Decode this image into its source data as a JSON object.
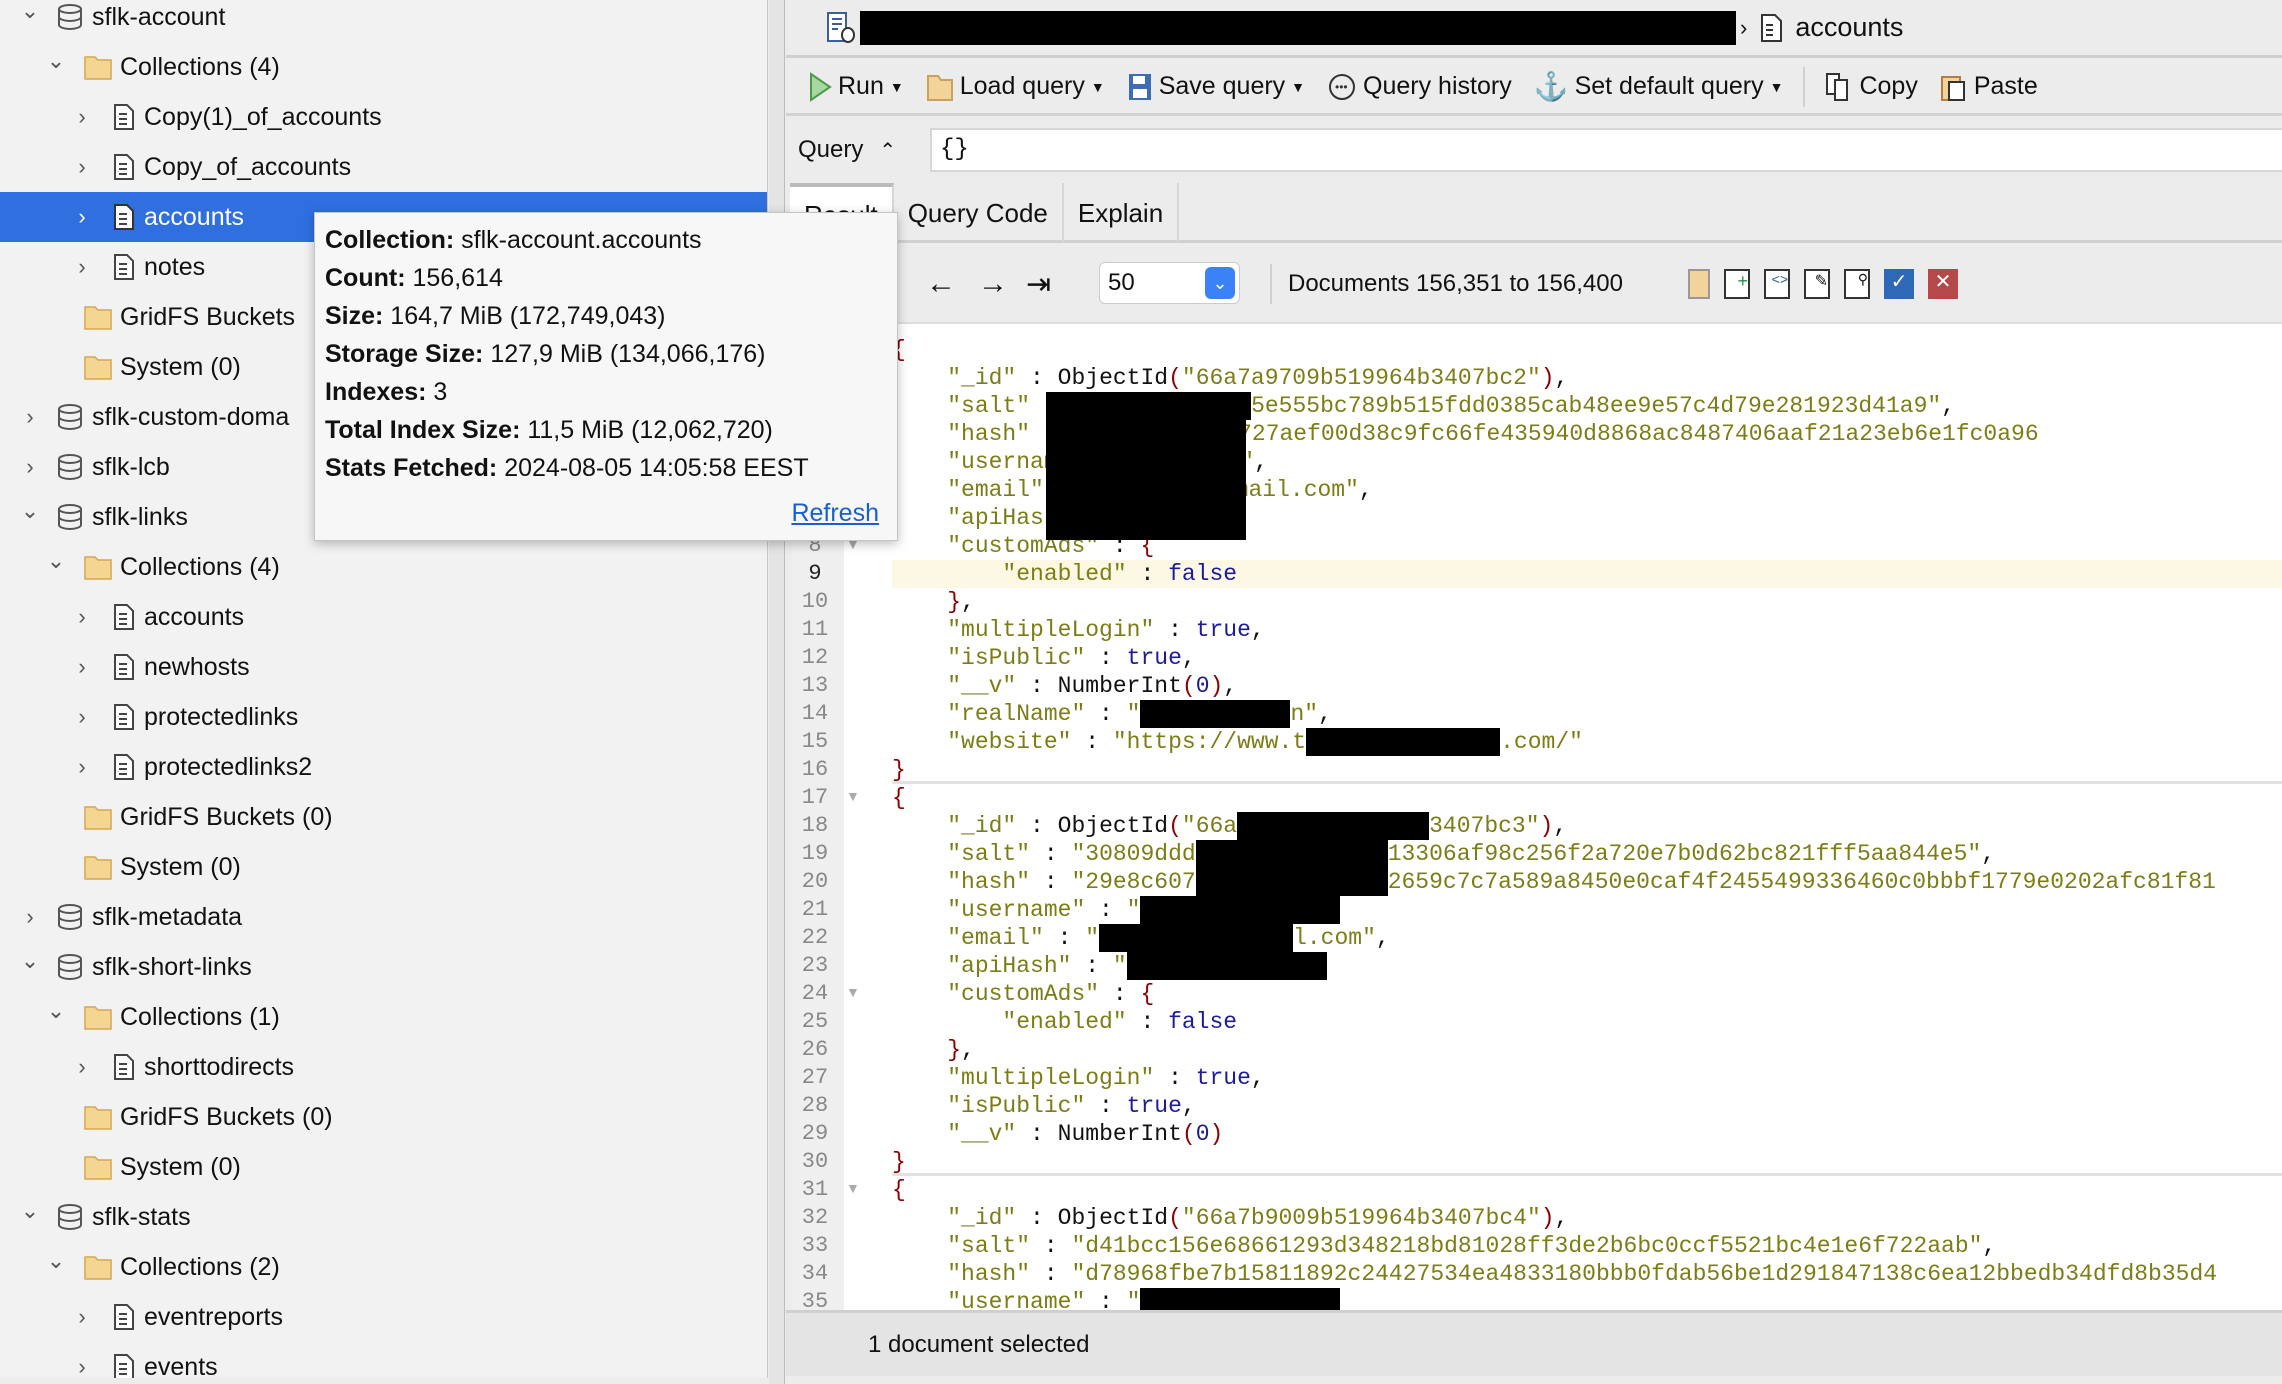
{
  "tree": [
    {
      "level": 0,
      "kind": "db",
      "expanded": true,
      "label": "sflk-account"
    },
    {
      "level": 1,
      "kind": "folder",
      "expanded": true,
      "label": "Collections (4)"
    },
    {
      "level": 2,
      "kind": "coll",
      "label": "Copy(1)_of_accounts"
    },
    {
      "level": 2,
      "kind": "coll",
      "label": "Copy_of_accounts"
    },
    {
      "level": 2,
      "kind": "coll",
      "label": "accounts",
      "selected": true
    },
    {
      "level": 2,
      "kind": "coll",
      "label": "notes"
    },
    {
      "level": 1,
      "kind": "folder",
      "leaf": true,
      "label": "GridFS Buckets"
    },
    {
      "level": 1,
      "kind": "folder",
      "leaf": true,
      "label": "System (0)"
    },
    {
      "level": 0,
      "kind": "db",
      "expanded": false,
      "label": "sflk-custom-doma"
    },
    {
      "level": 0,
      "kind": "db",
      "expanded": false,
      "label": "sflk-lcb"
    },
    {
      "level": 0,
      "kind": "db",
      "expanded": true,
      "label": "sflk-links"
    },
    {
      "level": 1,
      "kind": "folder",
      "expanded": true,
      "label": "Collections (4)"
    },
    {
      "level": 2,
      "kind": "coll",
      "label": "accounts"
    },
    {
      "level": 2,
      "kind": "coll",
      "label": "newhosts"
    },
    {
      "level": 2,
      "kind": "coll",
      "label": "protectedlinks"
    },
    {
      "level": 2,
      "kind": "coll",
      "label": "protectedlinks2"
    },
    {
      "level": 1,
      "kind": "folder",
      "leaf": true,
      "label": "GridFS Buckets (0)"
    },
    {
      "level": 1,
      "kind": "folder",
      "leaf": true,
      "label": "System (0)"
    },
    {
      "level": 0,
      "kind": "db",
      "expanded": false,
      "label": "sflk-metadata"
    },
    {
      "level": 0,
      "kind": "db",
      "expanded": true,
      "label": "sflk-short-links"
    },
    {
      "level": 1,
      "kind": "folder",
      "expanded": true,
      "label": "Collections (1)"
    },
    {
      "level": 2,
      "kind": "coll",
      "label": "shorttodirects"
    },
    {
      "level": 1,
      "kind": "folder",
      "leaf": true,
      "label": "GridFS Buckets (0)"
    },
    {
      "level": 1,
      "kind": "folder",
      "leaf": true,
      "label": "System (0)"
    },
    {
      "level": 0,
      "kind": "db",
      "expanded": true,
      "label": "sflk-stats"
    },
    {
      "level": 1,
      "kind": "folder",
      "expanded": true,
      "label": "Collections (2)"
    },
    {
      "level": 2,
      "kind": "coll",
      "label": "eventreports"
    },
    {
      "level": 2,
      "kind": "coll",
      "label": "events"
    }
  ],
  "tooltip": {
    "lines": [
      {
        "label": "Collection:",
        "value": " sflk-account.accounts"
      },
      {
        "label": "Count:",
        "value": " 156,614"
      },
      {
        "label": "Size:",
        "value": " 164,7 MiB  (172,749,043)"
      },
      {
        "label": "Storage Size:",
        "value": " 127,9 MiB  (134,066,176)"
      },
      {
        "label": "Indexes:",
        "value": " 3"
      },
      {
        "label": "Total Index Size:",
        "value": " 11,5 MiB  (12,062,720)"
      },
      {
        "label": "Stats Fetched:",
        "value": " 2024-08-05 14:05:58 EEST"
      }
    ],
    "refresh": "Refresh"
  },
  "titlebar": {
    "collection": "accounts"
  },
  "toolbar": {
    "run": "Run",
    "load": "Load query",
    "save": "Save query",
    "history": "Query history",
    "set_default": "Set default query",
    "copy": "Copy",
    "paste": "Paste"
  },
  "query": {
    "label": "Query",
    "value": "{}"
  },
  "tabs": [
    "Result",
    "Query Code",
    "Explain"
  ],
  "pager": {
    "page_size": "50",
    "range": "Documents 156,351 to 156,400"
  },
  "status": "1 document selected",
  "colors": {
    "selection": "#2f6fe0",
    "key": "#7d7d16",
    "brace": "#8b0000",
    "literal": "#1c1c9a",
    "highlight_line": "#fdf8e4"
  },
  "highlighted_line": 9,
  "code": [
    [
      [
        "p",
        "{"
      ]
    ],
    [
      [
        "i",
        "    "
      ],
      [
        "k",
        "\"_id\""
      ],
      [
        "c",
        " : "
      ],
      [
        "f",
        "ObjectId"
      ],
      [
        "p",
        "("
      ],
      [
        "s",
        "\"66a7a9709b519964b3407bc2\""
      ],
      [
        "p",
        ")"
      ],
      [
        "c",
        ","
      ]
    ],
    [
      [
        "i",
        "    "
      ],
      [
        "k",
        "\"salt\""
      ],
      [
        "c",
        " : "
      ],
      [
        "s",
        "\"b"
      ],
      [
        "x",
        ""
      ],
      [
        "s",
        "5e555bc789b515fdd0385cab48ee9e57c4d79e281923d41a9\""
      ],
      [
        "c",
        ","
      ]
    ],
    [
      [
        "i",
        "    "
      ],
      [
        "k",
        "\"hash\""
      ],
      [
        "c",
        " : "
      ],
      [
        "s",
        "\"0"
      ],
      [
        "x",
        ""
      ],
      [
        "s",
        "5f592727aef00d38c9fc66fe435940d8868ac8487406aaf21a23eb6e1fc0a96"
      ]
    ],
    [
      [
        "i",
        "    "
      ],
      [
        "k",
        "\"username\""
      ],
      [
        "x",
        ""
      ],
      [
        "s",
        "\""
      ],
      [
        "c",
        ","
      ]
    ],
    [
      [
        "i",
        "    "
      ],
      [
        "k",
        "\"email\""
      ],
      [
        "c",
        " : "
      ],
      [
        "s",
        "\""
      ],
      [
        "x",
        ""
      ],
      [
        "s",
        "@gmail.com\""
      ],
      [
        "c",
        ","
      ]
    ],
    [
      [
        "i",
        "    "
      ],
      [
        "k",
        "\"apiHash\""
      ],
      [
        "c",
        " :"
      ],
      [
        "x",
        ""
      ]
    ],
    [
      [
        "i",
        "    "
      ],
      [
        "k",
        "\"customAds\""
      ],
      [
        "c",
        " : "
      ],
      [
        "p",
        "{"
      ]
    ],
    [
      [
        "i",
        "        "
      ],
      [
        "k",
        "\"enabled\""
      ],
      [
        "c",
        " : "
      ],
      [
        "b",
        "false"
      ]
    ],
    [
      [
        "i",
        "    "
      ],
      [
        "p",
        "}"
      ],
      [
        "c",
        ","
      ]
    ],
    [
      [
        "i",
        "    "
      ],
      [
        "k",
        "\"multipleLogin\""
      ],
      [
        "c",
        " : "
      ],
      [
        "b",
        "true"
      ],
      [
        "c",
        ","
      ]
    ],
    [
      [
        "i",
        "    "
      ],
      [
        "k",
        "\"isPublic\""
      ],
      [
        "c",
        " : "
      ],
      [
        "b",
        "true"
      ],
      [
        "c",
        ","
      ]
    ],
    [
      [
        "i",
        "    "
      ],
      [
        "k",
        "\"__v\""
      ],
      [
        "c",
        " : "
      ],
      [
        "f",
        "NumberInt"
      ],
      [
        "p",
        "("
      ],
      [
        "n",
        "0"
      ],
      [
        "p",
        ")"
      ],
      [
        "c",
        ","
      ]
    ],
    [
      [
        "i",
        "    "
      ],
      [
        "k",
        "\"realName\""
      ],
      [
        "c",
        " : "
      ],
      [
        "s",
        "\""
      ],
      [
        "x",
        ""
      ],
      [
        "s",
        "n\""
      ],
      [
        "c",
        ","
      ]
    ],
    [
      [
        "i",
        "    "
      ],
      [
        "k",
        "\"website\""
      ],
      [
        "c",
        " : "
      ],
      [
        "s",
        "\"https://www.t"
      ],
      [
        "x",
        ""
      ],
      [
        "s",
        ".com/\""
      ]
    ],
    [
      [
        "p",
        "}"
      ]
    ],
    [
      [
        "p",
        "{"
      ]
    ],
    [
      [
        "i",
        "    "
      ],
      [
        "k",
        "\"_id\""
      ],
      [
        "c",
        " : "
      ],
      [
        "f",
        "ObjectId"
      ],
      [
        "p",
        "("
      ],
      [
        "s",
        "\"66a"
      ],
      [
        "x",
        ""
      ],
      [
        "s",
        "3407bc3\""
      ],
      [
        "p",
        ")"
      ],
      [
        "c",
        ","
      ]
    ],
    [
      [
        "i",
        "    "
      ],
      [
        "k",
        "\"salt\""
      ],
      [
        "c",
        " : "
      ],
      [
        "s",
        "\"30809ddd"
      ],
      [
        "x",
        ""
      ],
      [
        "s",
        "13306af98c256f2a720e7b0d62bc821fff5aa844e5\""
      ],
      [
        "c",
        ","
      ]
    ],
    [
      [
        "i",
        "    "
      ],
      [
        "k",
        "\"hash\""
      ],
      [
        "c",
        " : "
      ],
      [
        "s",
        "\"29e8c607"
      ],
      [
        "x",
        ""
      ],
      [
        "s",
        "2659c7c7a589a8450e0caf4f2455499336460c0bbbf1779e0202afc81f81"
      ]
    ],
    [
      [
        "i",
        "    "
      ],
      [
        "k",
        "\"username\""
      ],
      [
        "c",
        " : "
      ],
      [
        "s",
        "\""
      ],
      [
        "x",
        ""
      ]
    ],
    [
      [
        "i",
        "    "
      ],
      [
        "k",
        "\"email\""
      ],
      [
        "c",
        " : "
      ],
      [
        "s",
        "\""
      ],
      [
        "x",
        ""
      ],
      [
        "s",
        "l.com\""
      ],
      [
        "c",
        ","
      ]
    ],
    [
      [
        "i",
        "    "
      ],
      [
        "k",
        "\"apiHash\""
      ],
      [
        "c",
        " : "
      ],
      [
        "s",
        "\""
      ],
      [
        "x",
        ""
      ]
    ],
    [
      [
        "i",
        "    "
      ],
      [
        "k",
        "\"customAds\""
      ],
      [
        "c",
        " : "
      ],
      [
        "p",
        "{"
      ]
    ],
    [
      [
        "i",
        "        "
      ],
      [
        "k",
        "\"enabled\""
      ],
      [
        "c",
        " : "
      ],
      [
        "b",
        "false"
      ]
    ],
    [
      [
        "i",
        "    "
      ],
      [
        "p",
        "}"
      ],
      [
        "c",
        ","
      ]
    ],
    [
      [
        "i",
        "    "
      ],
      [
        "k",
        "\"multipleLogin\""
      ],
      [
        "c",
        " : "
      ],
      [
        "b",
        "true"
      ],
      [
        "c",
        ","
      ]
    ],
    [
      [
        "i",
        "    "
      ],
      [
        "k",
        "\"isPublic\""
      ],
      [
        "c",
        " : "
      ],
      [
        "b",
        "true"
      ],
      [
        "c",
        ","
      ]
    ],
    [
      [
        "i",
        "    "
      ],
      [
        "k",
        "\"__v\""
      ],
      [
        "c",
        " : "
      ],
      [
        "f",
        "NumberInt"
      ],
      [
        "p",
        "("
      ],
      [
        "n",
        "0"
      ],
      [
        "p",
        ")"
      ]
    ],
    [
      [
        "p",
        "}"
      ]
    ],
    [
      [
        "p",
        "{"
      ]
    ],
    [
      [
        "i",
        "    "
      ],
      [
        "k",
        "\"_id\""
      ],
      [
        "c",
        " : "
      ],
      [
        "f",
        "ObjectId"
      ],
      [
        "p",
        "("
      ],
      [
        "s",
        "\"66a7b9009b519964b3407bc4\""
      ],
      [
        "p",
        ")"
      ],
      [
        "c",
        ","
      ]
    ],
    [
      [
        "i",
        "    "
      ],
      [
        "k",
        "\"salt\""
      ],
      [
        "c",
        " : "
      ],
      [
        "s",
        "\"d41bcc156e68661293d348218bd81028ff3de2b6bc0ccf5521bc4e1e6f722aab\""
      ],
      [
        "c",
        ","
      ]
    ],
    [
      [
        "i",
        "    "
      ],
      [
        "k",
        "\"hash\""
      ],
      [
        "c",
        " : "
      ],
      [
        "s",
        "\"d78968fbe7b15811892c24427534ea4833180bbb0fdab56be1d291847138c6ea12bbedb34dfd8b35d4"
      ]
    ],
    [
      [
        "i",
        "    "
      ],
      [
        "k",
        "\"username\""
      ],
      [
        "c",
        " : "
      ],
      [
        "s",
        "\""
      ],
      [
        "x",
        ""
      ]
    ]
  ]
}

------------------------

- WHAT YOU HAVE TO DO -
Which lines of the material contain the string "selected"? List each of them.

- OUTPUT FOR THIS EXERCISE -
      "selected": true
  "status": "1 document selected",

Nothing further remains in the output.